THE PROBLEM ->
Every line below that contains "Activity" is to be copied.

RECORD LIST ->
◇ ◇ ◇ ◇

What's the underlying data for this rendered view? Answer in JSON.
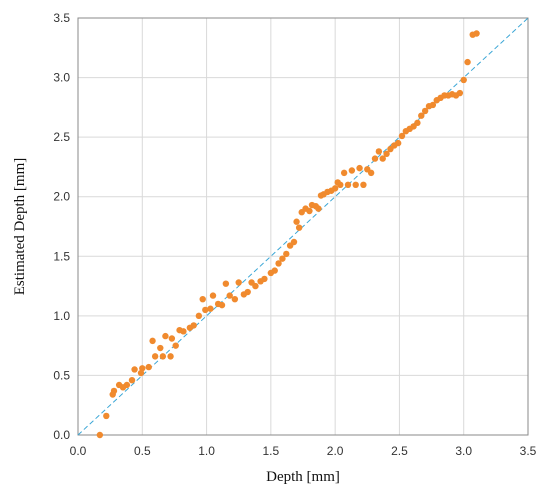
{
  "chart_data": {
    "type": "scatter",
    "xlabel": "Depth [mm]",
    "ylabel": "Estimated Depth [mm]",
    "xlim": [
      0,
      3.5
    ],
    "ylim": [
      0,
      3.5
    ],
    "x_ticks": [
      "0.0",
      "0.5",
      "1.0",
      "1.5",
      "2.0",
      "2.5",
      "3.0",
      "3.5"
    ],
    "y_ticks": [
      "0.0",
      "0.5",
      "1.0",
      "1.5",
      "2.0",
      "2.5",
      "3.0",
      "3.5"
    ],
    "grid": true,
    "legend": "none",
    "colors": {
      "points": "#F08A2E",
      "reference_line": "#3AA6D6",
      "grid": "#D9D9D9"
    },
    "reference_line": {
      "x": [
        0,
        3.5
      ],
      "y": [
        0,
        3.5
      ]
    },
    "series": [
      {
        "points": [
          [
            0.17,
            0.0
          ],
          [
            0.22,
            0.16
          ],
          [
            0.27,
            0.34
          ],
          [
            0.28,
            0.37
          ],
          [
            0.32,
            0.42
          ],
          [
            0.35,
            0.4
          ],
          [
            0.38,
            0.42
          ],
          [
            0.42,
            0.46
          ],
          [
            0.44,
            0.55
          ],
          [
            0.49,
            0.52
          ],
          [
            0.5,
            0.56
          ],
          [
            0.55,
            0.57
          ],
          [
            0.58,
            0.79
          ],
          [
            0.6,
            0.66
          ],
          [
            0.64,
            0.73
          ],
          [
            0.66,
            0.66
          ],
          [
            0.68,
            0.83
          ],
          [
            0.72,
            0.66
          ],
          [
            0.73,
            0.81
          ],
          [
            0.76,
            0.75
          ],
          [
            0.79,
            0.88
          ],
          [
            0.82,
            0.87
          ],
          [
            0.87,
            0.9
          ],
          [
            0.9,
            0.92
          ],
          [
            0.94,
            1.0
          ],
          [
            0.97,
            1.14
          ],
          [
            0.99,
            1.05
          ],
          [
            1.03,
            1.06
          ],
          [
            1.05,
            1.17
          ],
          [
            1.09,
            1.1
          ],
          [
            1.12,
            1.09
          ],
          [
            1.15,
            1.27
          ],
          [
            1.18,
            1.17
          ],
          [
            1.22,
            1.14
          ],
          [
            1.25,
            1.28
          ],
          [
            1.29,
            1.18
          ],
          [
            1.32,
            1.2
          ],
          [
            1.35,
            1.28
          ],
          [
            1.38,
            1.25
          ],
          [
            1.42,
            1.29
          ],
          [
            1.45,
            1.31
          ],
          [
            1.5,
            1.36
          ],
          [
            1.53,
            1.38
          ],
          [
            1.56,
            1.44
          ],
          [
            1.59,
            1.48
          ],
          [
            1.62,
            1.52
          ],
          [
            1.65,
            1.59
          ],
          [
            1.68,
            1.62
          ],
          [
            1.7,
            1.79
          ],
          [
            1.72,
            1.74
          ],
          [
            1.74,
            1.87
          ],
          [
            1.77,
            1.9
          ],
          [
            1.8,
            1.88
          ],
          [
            1.82,
            1.93
          ],
          [
            1.85,
            1.92
          ],
          [
            1.87,
            1.9
          ],
          [
            1.89,
            2.01
          ],
          [
            1.91,
            2.02
          ],
          [
            1.94,
            2.04
          ],
          [
            1.97,
            2.05
          ],
          [
            2.0,
            2.07
          ],
          [
            2.02,
            2.12
          ],
          [
            2.04,
            2.1
          ],
          [
            2.07,
            2.2
          ],
          [
            2.1,
            2.1
          ],
          [
            2.13,
            2.22
          ],
          [
            2.16,
            2.1
          ],
          [
            2.19,
            2.24
          ],
          [
            2.22,
            2.1
          ],
          [
            2.25,
            2.23
          ],
          [
            2.28,
            2.2
          ],
          [
            2.31,
            2.32
          ],
          [
            2.34,
            2.38
          ],
          [
            2.37,
            2.32
          ],
          [
            2.4,
            2.36
          ],
          [
            2.43,
            2.4
          ],
          [
            2.46,
            2.43
          ],
          [
            2.49,
            2.45
          ],
          [
            2.52,
            2.51
          ],
          [
            2.55,
            2.55
          ],
          [
            2.58,
            2.57
          ],
          [
            2.61,
            2.59
          ],
          [
            2.64,
            2.62
          ],
          [
            2.67,
            2.68
          ],
          [
            2.7,
            2.72
          ],
          [
            2.73,
            2.76
          ],
          [
            2.76,
            2.77
          ],
          [
            2.79,
            2.81
          ],
          [
            2.82,
            2.83
          ],
          [
            2.85,
            2.85
          ],
          [
            2.88,
            2.85
          ],
          [
            2.91,
            2.86
          ],
          [
            2.94,
            2.85
          ],
          [
            2.97,
            2.87
          ],
          [
            3.0,
            2.98
          ],
          [
            3.03,
            3.13
          ],
          [
            3.07,
            3.36
          ],
          [
            3.1,
            3.37
          ]
        ]
      }
    ]
  }
}
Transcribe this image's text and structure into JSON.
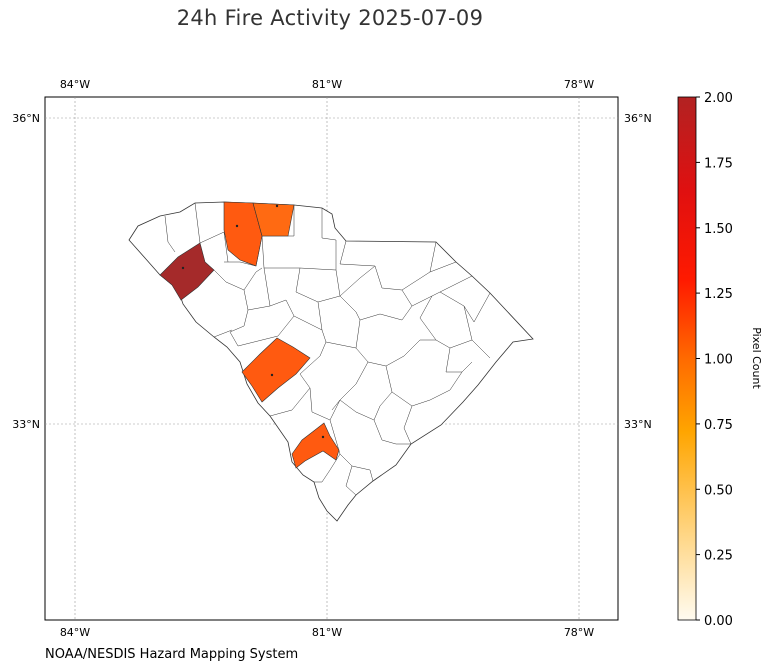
{
  "title": "24h Fire Activity 2025-07-09",
  "footer": "NOAA/NESDIS Hazard Mapping System",
  "chart_data": {
    "type": "choropleth",
    "title": "24h Fire Activity 2025-07-09",
    "region": "South Carolina counties",
    "x_ticks": [
      "84°W",
      "81°W",
      "78°W"
    ],
    "y_ticks": [
      "36°N",
      "33°N"
    ],
    "grid": true,
    "colorbar": {
      "label": "Pixel Count",
      "range": [
        0,
        2
      ],
      "ticks": [
        "0.00",
        "0.25",
        "0.50",
        "0.75",
        "1.00",
        "1.25",
        "1.50",
        "1.75",
        "2.00"
      ],
      "colormap": [
        "#fffbf0",
        "#ffd27a",
        "#ffa500",
        "#ff6a00",
        "#ff1a00",
        "#e01010",
        "#b22222"
      ]
    },
    "highlighted_counties": [
      {
        "value": 2,
        "color": "#a52a2a"
      },
      {
        "value": 1,
        "color": "#ff5a10"
      },
      {
        "value": 1,
        "color": "#ff5a10"
      },
      {
        "value": 1,
        "color": "#ff5a10"
      },
      {
        "value": 1,
        "color": "#ff5a10"
      }
    ]
  }
}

◇ ◇ ◇ ◇

FINISHED EXERCISE ->
  "title": "24h Fire Activity 2025-07-09",
    "title": "24h Fire Activity 2025-07-09",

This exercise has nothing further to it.